EXERCISE INSTRUCTIONS: Lay out the lines from the one with "tab-strip: Meet –" to the one with "tab-title: Meet –", both included, as a Markdown table with the columns Number and Entry, leaving out any blank lines.

DATA RECORDS:
--------------------

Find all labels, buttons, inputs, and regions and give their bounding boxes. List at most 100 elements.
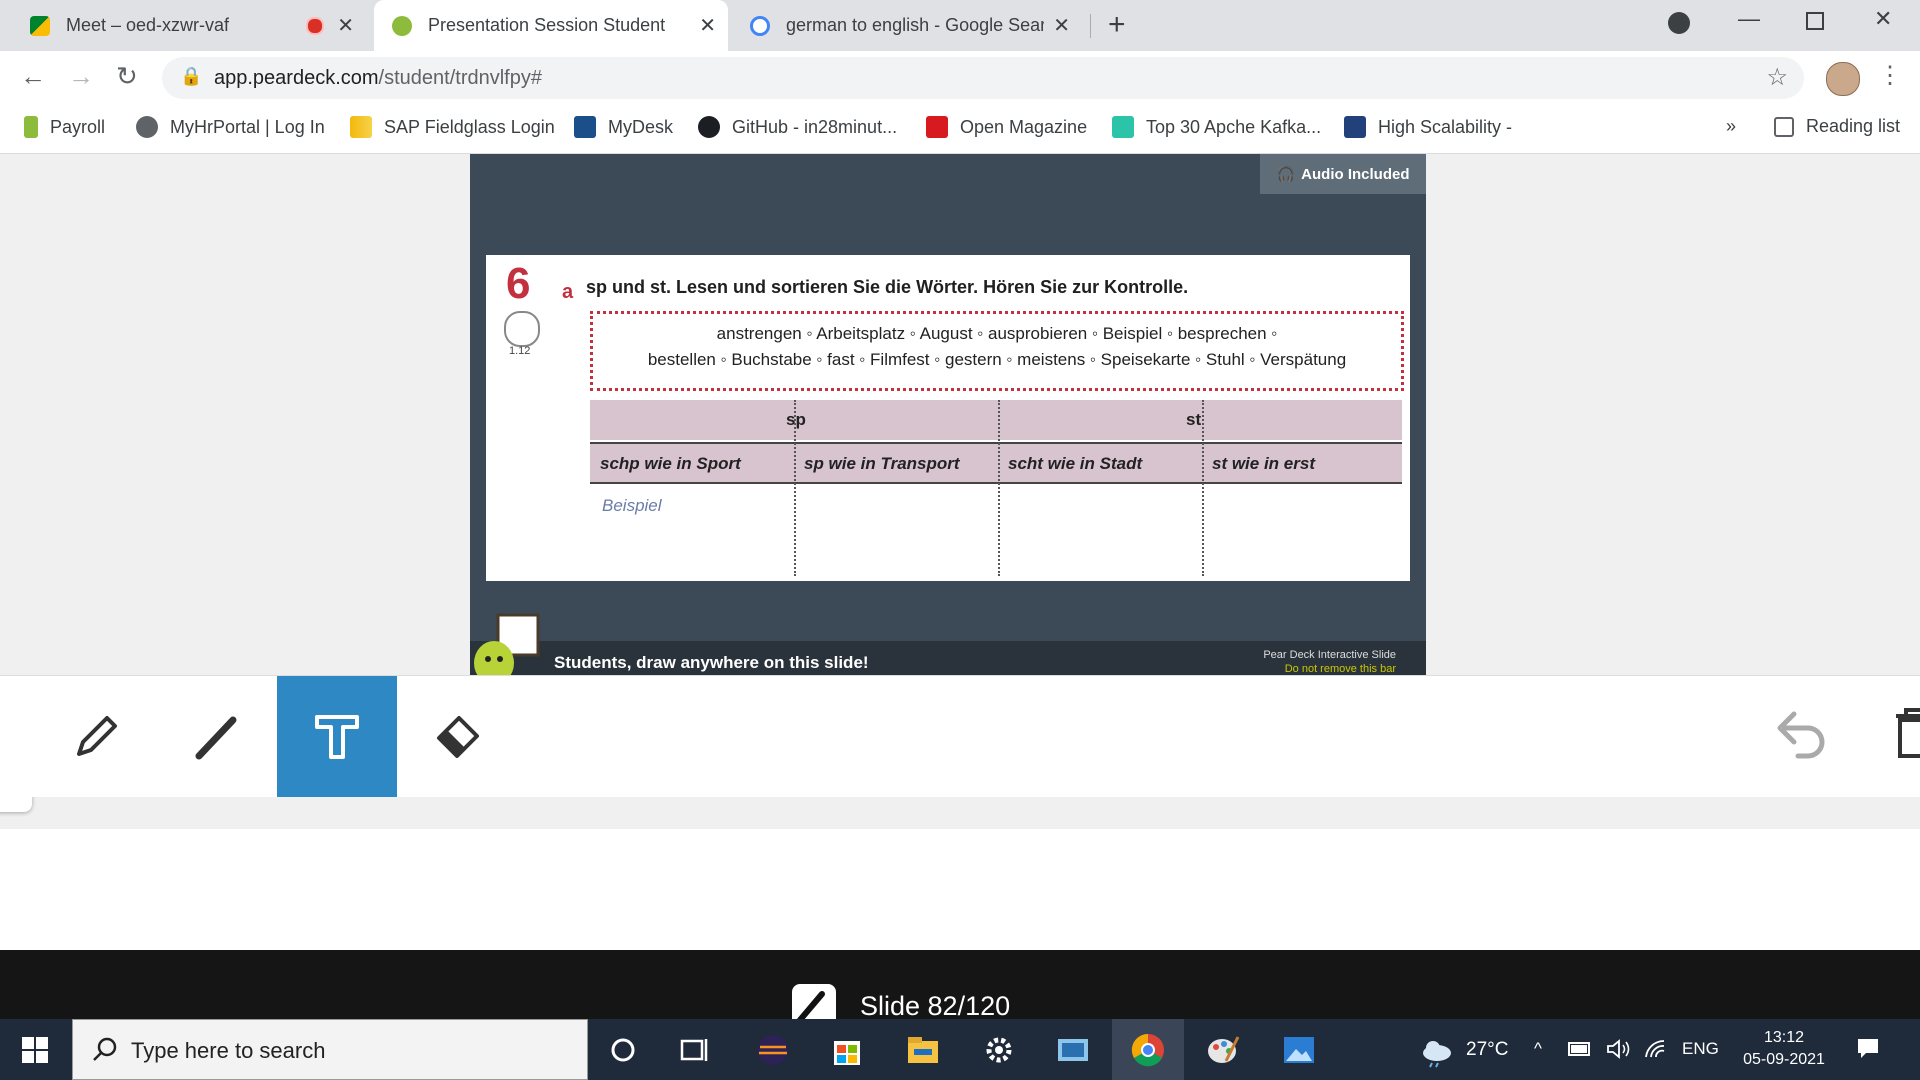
tab-strip: Meet – oed-xzwr-vaf ✕ Presentation Sessi… bbox=[0, 0, 1920, 51]
bookmark-star-icon[interactable]: ☆ bbox=[1766, 63, 1788, 92]
battery-icon[interactable] bbox=[1568, 1039, 1592, 1059]
tab-title: Meet – oed-xzwr-vaf bbox=[66, 15, 230, 35]
lock-icon: 🔒 bbox=[180, 66, 203, 86]
undo-icon[interactable] bbox=[1772, 704, 1832, 764]
kafka-icon bbox=[1112, 116, 1134, 138]
clock[interactable]: 13:12 05-09-2021 bbox=[1736, 1027, 1832, 1071]
input-language[interactable]: ENG bbox=[1682, 1039, 1719, 1059]
close-tab-icon[interactable]: ✕ bbox=[337, 13, 354, 38]
eraser-icon bbox=[437, 715, 479, 758]
tab-title: Presentation Session Student bbox=[428, 15, 666, 35]
sorting-table: sp st schp wie in Sport sp wie in Transp… bbox=[590, 400, 1402, 576]
bookmarks-overflow-button[interactable]: » bbox=[1726, 116, 1736, 137]
globe-icon bbox=[136, 116, 158, 138]
profile-avatar[interactable] bbox=[1826, 62, 1860, 96]
fieldglass-icon bbox=[350, 116, 372, 138]
windows-start-icon[interactable] bbox=[22, 1037, 48, 1063]
back-arrow-icon[interactable]: ← bbox=[20, 61, 46, 92]
exercise-instruction: sp und st. Lesen und sortieren Sie die W… bbox=[586, 277, 1189, 297]
restore-icon[interactable] bbox=[1806, 12, 1824, 30]
tab-google-search[interactable]: german to english - Google Sear ✕ bbox=[736, 0, 1082, 51]
bookmark-mydesk[interactable]: MyDesk bbox=[574, 116, 673, 138]
bookmark-sap-fieldglass[interactable]: SAP Fieldglass Login bbox=[350, 116, 555, 138]
pencil-tool[interactable] bbox=[36, 676, 156, 797]
eraser-tool[interactable] bbox=[398, 676, 518, 797]
trash-icon[interactable] bbox=[1896, 706, 1920, 762]
word-box: anstrengen ◦ Arbeitsplatz ◦ August ◦ aus… bbox=[590, 311, 1404, 391]
draw-prompt: Students, draw anywhere on this slide! bbox=[554, 653, 869, 672]
drawing-toolbar bbox=[0, 675, 1920, 797]
forward-arrow-icon[interactable]: → bbox=[68, 61, 94, 92]
eclipse-icon[interactable] bbox=[754, 1031, 792, 1069]
file-explorer-icon[interactable] bbox=[904, 1031, 942, 1069]
bookmark-myhrportal[interactable]: MyHrPortal | Log In bbox=[136, 116, 325, 138]
close-tab-icon[interactable]: ✕ bbox=[699, 13, 716, 38]
show-hidden-icons-chevron-icon[interactable]: ^ bbox=[1534, 1039, 1542, 1059]
photos-icon[interactable] bbox=[1280, 1031, 1318, 1069]
taskbar-search-box[interactable]: Type here to search bbox=[72, 1019, 588, 1080]
github-icon bbox=[698, 116, 720, 138]
settings-gear-icon[interactable] bbox=[980, 1031, 1018, 1069]
cortana-icon[interactable] bbox=[604, 1031, 642, 1069]
reading-list-icon bbox=[1774, 116, 1794, 137]
mydesk-icon bbox=[574, 116, 596, 138]
tab-search-icon[interactable] bbox=[1668, 12, 1690, 34]
word-list-line: bestellen ◦ Buchstabe ◦ fast ◦ Filmfest … bbox=[647, 350, 1347, 369]
slide-canvas[interactable]: 🎧 Audio Included 6 1.12 a sp und st. Lese… bbox=[470, 154, 1426, 687]
wifi-icon[interactable] bbox=[1644, 1039, 1668, 1059]
remote-desktop-icon[interactable] bbox=[1054, 1031, 1092, 1069]
plus-icon[interactable]: + bbox=[1108, 8, 1126, 42]
bookmark-open-magazine[interactable]: Open Magazine bbox=[926, 116, 1087, 138]
tab-separator bbox=[1090, 14, 1091, 38]
peardeck-brand-label: Pear Deck Interactive Slide bbox=[1263, 649, 1396, 661]
part-letter: a bbox=[562, 281, 574, 303]
bookmark-github[interactable]: GitHub - in28minut... bbox=[698, 116, 897, 138]
bookmark-high-scalability[interactable]: High Scalability - bbox=[1344, 116, 1512, 138]
bookmark-kafka[interactable]: Top 30 Apche Kafka... bbox=[1112, 116, 1321, 138]
paint-icon[interactable] bbox=[1204, 1031, 1242, 1069]
tab-title: german to english - Google Sear bbox=[786, 15, 1044, 35]
clock-time: 13:12 bbox=[1763, 1029, 1805, 1046]
exercise-number: 6 bbox=[506, 259, 531, 308]
do-not-remove-note: Do not remove this bar bbox=[1284, 663, 1396, 675]
chrome-icon[interactable] bbox=[1129, 1031, 1167, 1069]
browser-toolbar: ← → ↻ 🔒 app.peardeck.com/student/trdnvlf… bbox=[0, 51, 1920, 105]
reload-icon[interactable]: ↻ bbox=[116, 61, 138, 92]
task-view-icon[interactable] bbox=[676, 1031, 714, 1069]
windows-taskbar: Type here to search 27°C ^ ENG 13:12 05-… bbox=[0, 1019, 1920, 1080]
column-header: sp wie in Transport bbox=[804, 454, 960, 473]
reading-list-button[interactable]: Reading list bbox=[1774, 116, 1900, 137]
audio-cd-icon bbox=[504, 311, 540, 347]
volume-icon[interactable] bbox=[1606, 1039, 1630, 1059]
search-placeholder: Type here to search bbox=[131, 1038, 326, 1063]
bookmark-payroll[interactable]: Payroll bbox=[24, 116, 105, 138]
marker-icon bbox=[195, 716, 237, 759]
kebab-menu-icon[interactable]: ⋮ bbox=[1878, 61, 1902, 90]
close-window-icon[interactable]: ✕ bbox=[1874, 6, 1892, 32]
pencil-icon bbox=[77, 715, 117, 756]
open-magazine-icon bbox=[926, 116, 948, 138]
recording-icon bbox=[306, 16, 324, 35]
google-icon bbox=[750, 15, 770, 36]
notification-center-icon[interactable] bbox=[1856, 1036, 1880, 1060]
audio-included-badge: 🎧 Audio Included bbox=[1260, 154, 1426, 194]
close-tab-icon[interactable]: ✕ bbox=[1053, 13, 1070, 38]
tab-presentation[interactable]: Presentation Session Student ✕ bbox=[374, 0, 728, 51]
text-tool[interactable] bbox=[277, 676, 397, 797]
bookmarks-bar: Payroll MyHrPortal | Log In SAP Fieldgla… bbox=[0, 105, 1920, 154]
marker-tool[interactable] bbox=[156, 676, 276, 797]
exercise-page: 6 1.12 a sp und st. Lesen und sortieren … bbox=[486, 255, 1410, 581]
slide-counter-bar: Slide 82/120 bbox=[0, 950, 1920, 1028]
group-st: st bbox=[1186, 410, 1202, 429]
pear-deck-icon bbox=[392, 15, 412, 36]
url-text: app.peardeck.com/student/trdnvlfpy# bbox=[214, 67, 542, 89]
search-icon bbox=[93, 1037, 117, 1061]
headphones-icon: 🎧 bbox=[1276, 166, 1296, 183]
pear-icon bbox=[24, 116, 38, 138]
minimize-icon[interactable]: — bbox=[1738, 6, 1760, 32]
address-bar[interactable]: 🔒 app.peardeck.com/student/trdnvlfpy# ☆ bbox=[162, 57, 1804, 99]
column-divider bbox=[794, 400, 796, 576]
microsoft-store-icon[interactable] bbox=[828, 1031, 866, 1069]
column-header: scht wie in Stadt bbox=[1008, 454, 1143, 473]
tab-meet[interactable]: Meet – oed-xzwr-vaf ✕ bbox=[14, 0, 366, 51]
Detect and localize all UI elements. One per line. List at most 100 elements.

--------------------

ANSWER TO THIS PROBLEM:
| Number | Entry |
|---|---|
| 1 | tab-strip: Meet – oed-xzwr-vaf ✕ Presentation Sessi… bbox=[0, 0, 1920, 51] |
| 2 | bookmark-star-icon[interactable]: ☆ bbox=[1766, 63, 1788, 92] |
| 3 | battery-icon[interactable] bbox=[1568, 1039, 1592, 1059] |
| 4 | tab-title: Meet – oed-xzwr-vaf bbox=[66, 15, 230, 35] |